◆ Task description: All the data should be repeated exactly. Any image in it is left out.

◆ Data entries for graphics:
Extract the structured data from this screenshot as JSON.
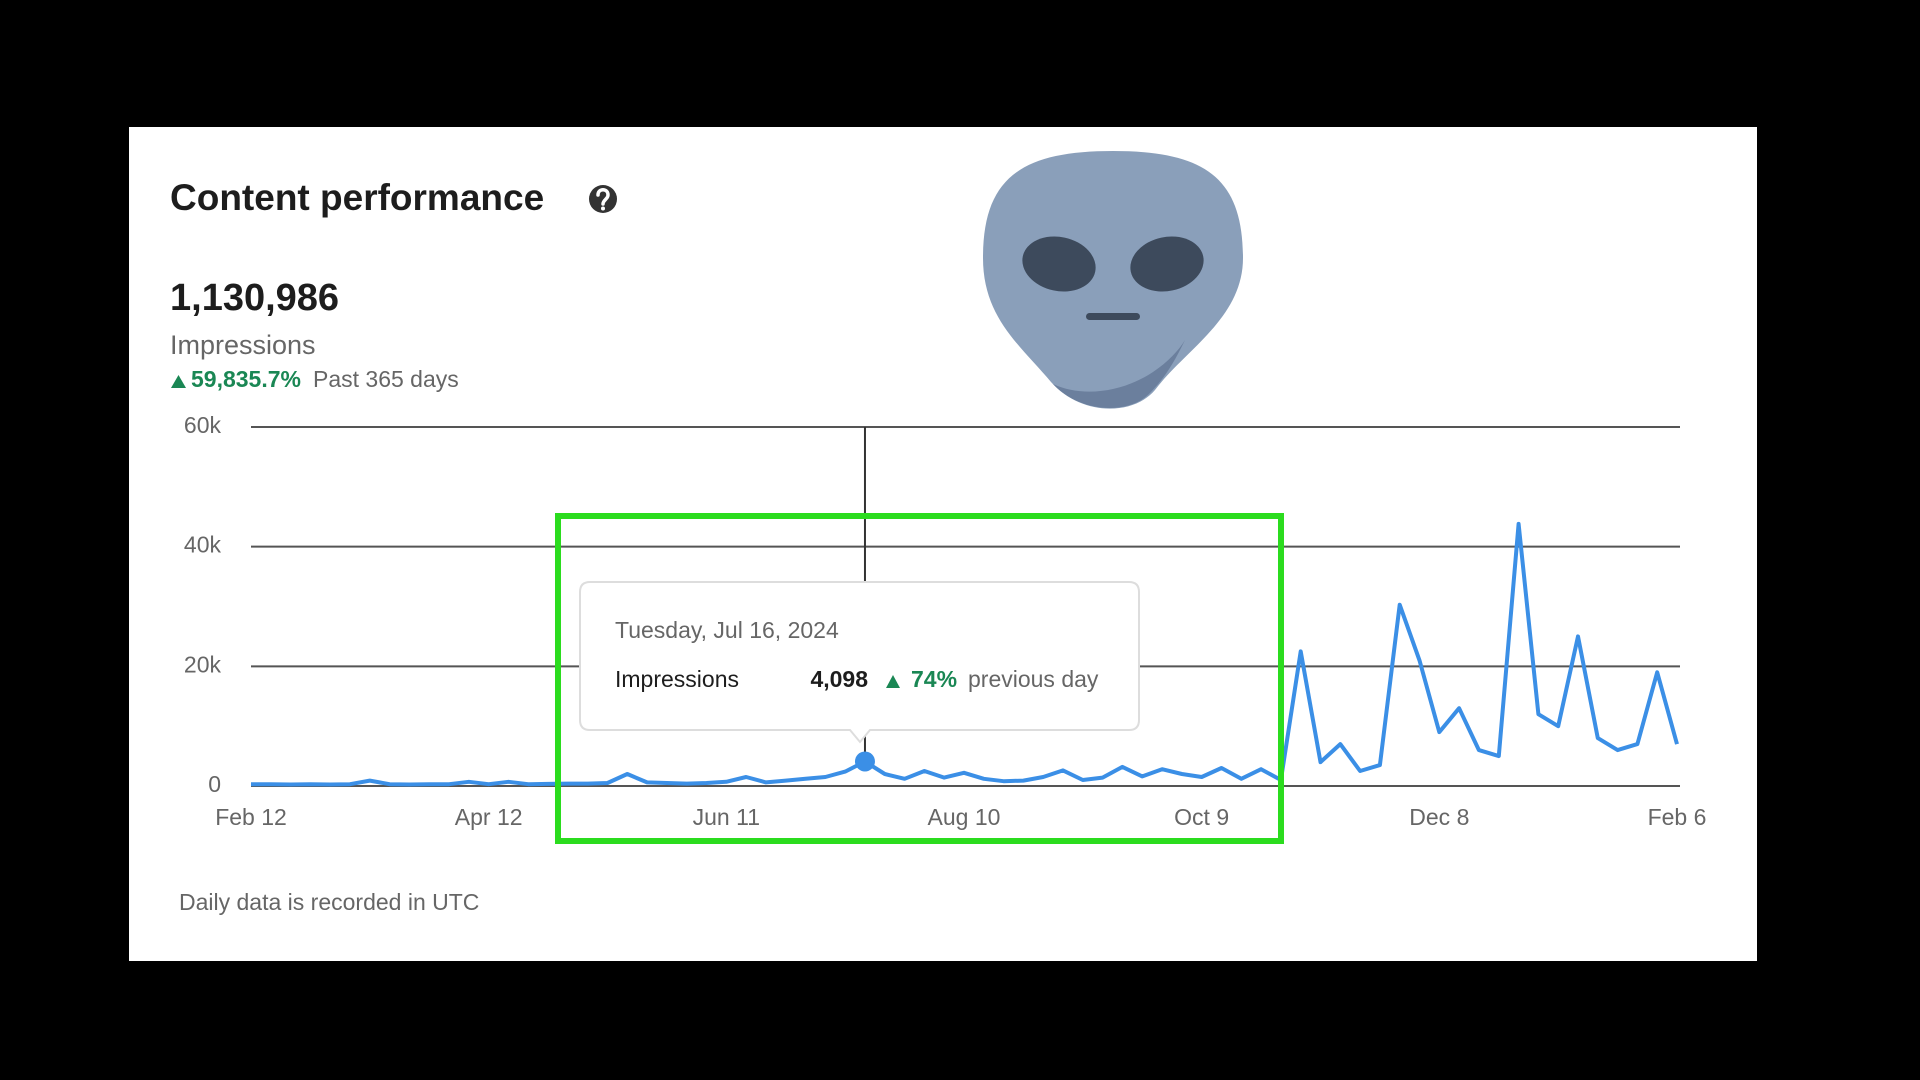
{
  "header": {
    "title": "Content performance",
    "total": "1,130,986",
    "metric": "Impressions",
    "change": "59,835.7%",
    "period": "Past 365 days"
  },
  "chart_data": {
    "type": "line",
    "categories": [
      "Feb 12",
      null,
      null,
      null,
      null,
      null,
      null,
      null,
      null,
      null,
      null,
      null,
      "Apr 12",
      null,
      null,
      null,
      null,
      null,
      null,
      null,
      null,
      null,
      null,
      null,
      "Jun 11",
      null,
      null,
      null,
      null,
      null,
      null,
      null,
      null,
      null,
      null,
      null,
      "Aug 10",
      null,
      null,
      null,
      null,
      null,
      null,
      null,
      null,
      null,
      null,
      null,
      "Oct 9",
      null,
      null,
      null,
      null,
      null,
      null,
      null,
      null,
      null,
      null,
      null,
      "Dec 8",
      null,
      null,
      null,
      null,
      null,
      null,
      null,
      null,
      null,
      null,
      null,
      "Feb 6"
    ],
    "series": [
      {
        "name": "Impressions",
        "color": "#3b8fe6",
        "values": [
          300,
          300,
          250,
          300,
          250,
          300,
          900,
          300,
          250,
          300,
          300,
          700,
          300,
          700,
          300,
          350,
          400,
          400,
          500,
          2000,
          600,
          500,
          400,
          500,
          700,
          1500,
          600,
          900,
          1200,
          1500,
          2400,
          4098,
          2000,
          1200,
          2500,
          1400,
          2200,
          1200,
          800,
          900,
          1500,
          2600,
          1000,
          1400,
          3200,
          1600,
          2800,
          2000,
          1500,
          3000,
          1200,
          2800,
          1000,
          22500,
          4000,
          7000,
          2500,
          3500,
          30300,
          21000,
          9000,
          13000,
          6000,
          5000,
          43800,
          12000,
          10000,
          25000,
          8000,
          6000,
          7000,
          19000,
          7000
        ]
      }
    ],
    "ylim": [
      0,
      60000
    ],
    "yticks": [
      0,
      {
        "value": 20000,
        "label": "20k"
      },
      {
        "value": 40000,
        "label": "40k"
      },
      {
        "value": 60000,
        "label": "60k"
      }
    ],
    "grid": true,
    "tooltip": {
      "date": "Tuesday, Jul 16, 2024",
      "value_label": "4,098",
      "change": "74%",
      "change_text": "previous day"
    },
    "footnote": "Daily data is recorded in UTC"
  }
}
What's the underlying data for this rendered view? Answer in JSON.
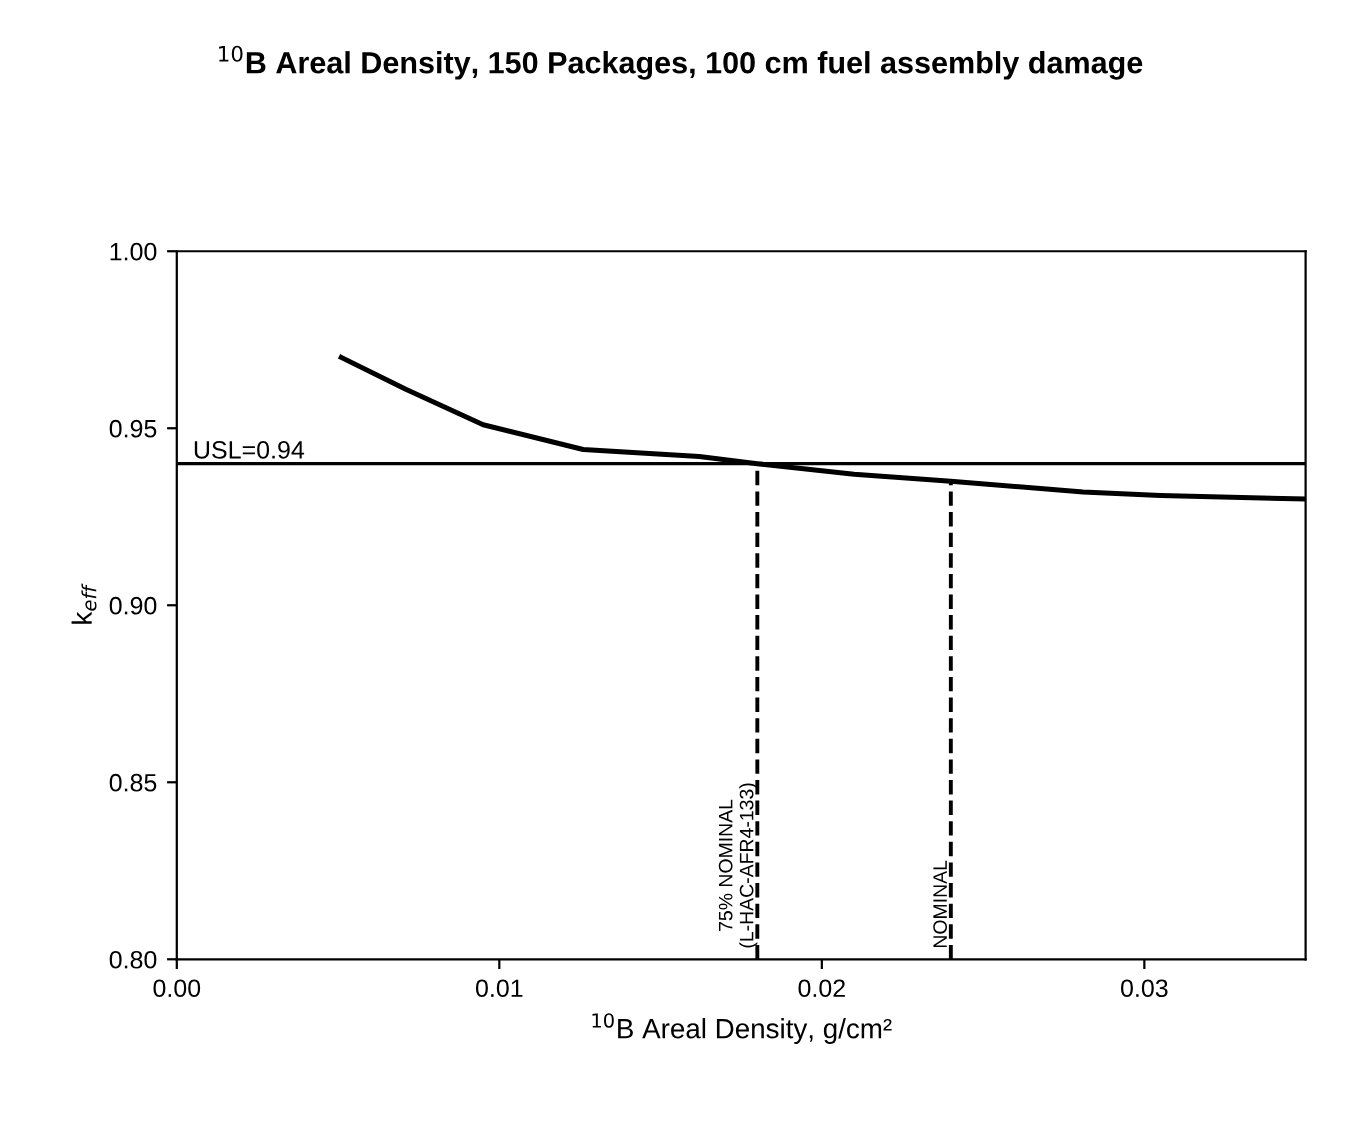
{
  "chart_data": {
    "type": "line",
    "title": "$^{10}$B Areal Density, 150 Packages, 100 cm fuel assembly damage",
    "xlabel": "$^{10}$B Areal Density, g/cm²",
    "ylabel": "k$_{eff}$",
    "x": [
      0.0051,
      0.0071,
      0.0095,
      0.0126,
      0.0162,
      0.018,
      0.021,
      0.024,
      0.0281,
      0.0305,
      0.035
    ],
    "series": [
      {
        "color": "#000000",
        "values": [
          0.97,
          0.961,
          0.951,
          0.944,
          0.942,
          0.94,
          0.937,
          0.935,
          0.932,
          0.931,
          0.93
        ]
      }
    ],
    "xlim": [
      0,
      0.035
    ],
    "ylim": [
      0.8,
      1.0
    ],
    "xticks": [
      {
        "value": 0,
        "label": "0.00"
      },
      {
        "value": 0.01,
        "label": "0.01"
      },
      {
        "value": 0.02,
        "label": "0.02"
      },
      {
        "value": 0.03,
        "label": "0.03"
      }
    ],
    "yticks": [
      {
        "value": 0.8,
        "label": "0.80"
      },
      {
        "value": 0.85,
        "label": "0.85"
      },
      {
        "value": 0.9,
        "label": "0.90"
      },
      {
        "value": 0.95,
        "label": "0.95"
      },
      {
        "value": 1.0,
        "label": "1.00"
      }
    ],
    "ref_lines": [
      {
        "axis": "y",
        "value": 0.94,
        "label": "USL=0.94",
        "color": "#000000",
        "line_style": "solid"
      },
      {
        "axis": "x",
        "value": 0.018,
        "label": "75% NOMINAL\n(L-HAC-AFR4-133)",
        "color": "#000000",
        "line_style": "dashed"
      },
      {
        "axis": "x",
        "value": 0.024,
        "label": "NOMINAL",
        "color": "#000000",
        "line_style": "dashed"
      }
    ],
    "grid": false,
    "marker": "none",
    "line_style": "solid"
  }
}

◆ Answer in full:
Extract the structured data from this screenshot as JSON.
{
  "header": {
    "title": "Content performance",
    "total": "1,130,986",
    "metric": "Impressions",
    "change": "59,835.7%",
    "period": "Past 365 days"
  },
  "chart_data": {
    "type": "line",
    "categories": [
      "Feb 12",
      null,
      null,
      null,
      null,
      null,
      null,
      null,
      null,
      null,
      null,
      null,
      "Apr 12",
      null,
      null,
      null,
      null,
      null,
      null,
      null,
      null,
      null,
      null,
      null,
      "Jun 11",
      null,
      null,
      null,
      null,
      null,
      null,
      null,
      null,
      null,
      null,
      null,
      "Aug 10",
      null,
      null,
      null,
      null,
      null,
      null,
      null,
      null,
      null,
      null,
      null,
      "Oct 9",
      null,
      null,
      null,
      null,
      null,
      null,
      null,
      null,
      null,
      null,
      null,
      "Dec 8",
      null,
      null,
      null,
      null,
      null,
      null,
      null,
      null,
      null,
      null,
      null,
      "Feb 6"
    ],
    "series": [
      {
        "name": "Impressions",
        "color": "#3b8fe6",
        "values": [
          300,
          300,
          250,
          300,
          250,
          300,
          900,
          300,
          250,
          300,
          300,
          700,
          300,
          700,
          300,
          350,
          400,
          400,
          500,
          2000,
          600,
          500,
          400,
          500,
          700,
          1500,
          600,
          900,
          1200,
          1500,
          2400,
          4098,
          2000,
          1200,
          2500,
          1400,
          2200,
          1200,
          800,
          900,
          1500,
          2600,
          1000,
          1400,
          3200,
          1600,
          2800,
          2000,
          1500,
          3000,
          1200,
          2800,
          1000,
          22500,
          4000,
          7000,
          2500,
          3500,
          30300,
          21000,
          9000,
          13000,
          6000,
          5000,
          43800,
          12000,
          10000,
          25000,
          8000,
          6000,
          7000,
          19000,
          7000
        ]
      }
    ],
    "ylim": [
      0,
      60000
    ],
    "yticks": [
      0,
      {
        "value": 20000,
        "label": "20k"
      },
      {
        "value": 40000,
        "label": "40k"
      },
      {
        "value": 60000,
        "label": "60k"
      }
    ],
    "grid": true,
    "tooltip": {
      "date": "Tuesday, Jul 16, 2024",
      "value_label": "4,098",
      "change": "74%",
      "change_text": "previous day"
    },
    "footnote": "Daily data is recorded in UTC"
  }
}
What's the underlying data for this rendered view? Answer in JSON.
{
  "chart_data": {
    "type": "line",
    "title": "$^{10}$B Areal Density, 150 Packages, 100 cm fuel assembly damage",
    "xlabel": "$^{10}$B Areal Density, g/cm²",
    "ylabel": "k$_{eff}$",
    "x": [
      0.0051,
      0.0071,
      0.0095,
      0.0126,
      0.0162,
      0.018,
      0.021,
      0.024,
      0.0281,
      0.0305,
      0.035
    ],
    "series": [
      {
        "color": "#000000",
        "values": [
          0.97,
          0.961,
          0.951,
          0.944,
          0.942,
          0.94,
          0.937,
          0.935,
          0.932,
          0.931,
          0.93
        ]
      }
    ],
    "xlim": [
      0,
      0.035
    ],
    "ylim": [
      0.8,
      1.0
    ],
    "xticks": [
      {
        "value": 0,
        "label": "0.00"
      },
      {
        "value": 0.01,
        "label": "0.01"
      },
      {
        "value": 0.02,
        "label": "0.02"
      },
      {
        "value": 0.03,
        "label": "0.03"
      }
    ],
    "yticks": [
      {
        "value": 0.8,
        "label": "0.80"
      },
      {
        "value": 0.85,
        "label": "0.85"
      },
      {
        "value": 0.9,
        "label": "0.90"
      },
      {
        "value": 0.95,
        "label": "0.95"
      },
      {
        "value": 1.0,
        "label": "1.00"
      }
    ],
    "ref_lines": [
      {
        "axis": "y",
        "value": 0.94,
        "label": "USL=0.94",
        "color": "#000000",
        "line_style": "solid"
      },
      {
        "axis": "x",
        "value": 0.018,
        "label": "75% NOMINAL\n(L-HAC-AFR4-133)",
        "color": "#000000",
        "line_style": "dashed"
      },
      {
        "axis": "x",
        "value": 0.024,
        "label": "NOMINAL",
        "color": "#000000",
        "line_style": "dashed"
      }
    ],
    "grid": false,
    "marker": "none",
    "line_style": "solid"
  }
}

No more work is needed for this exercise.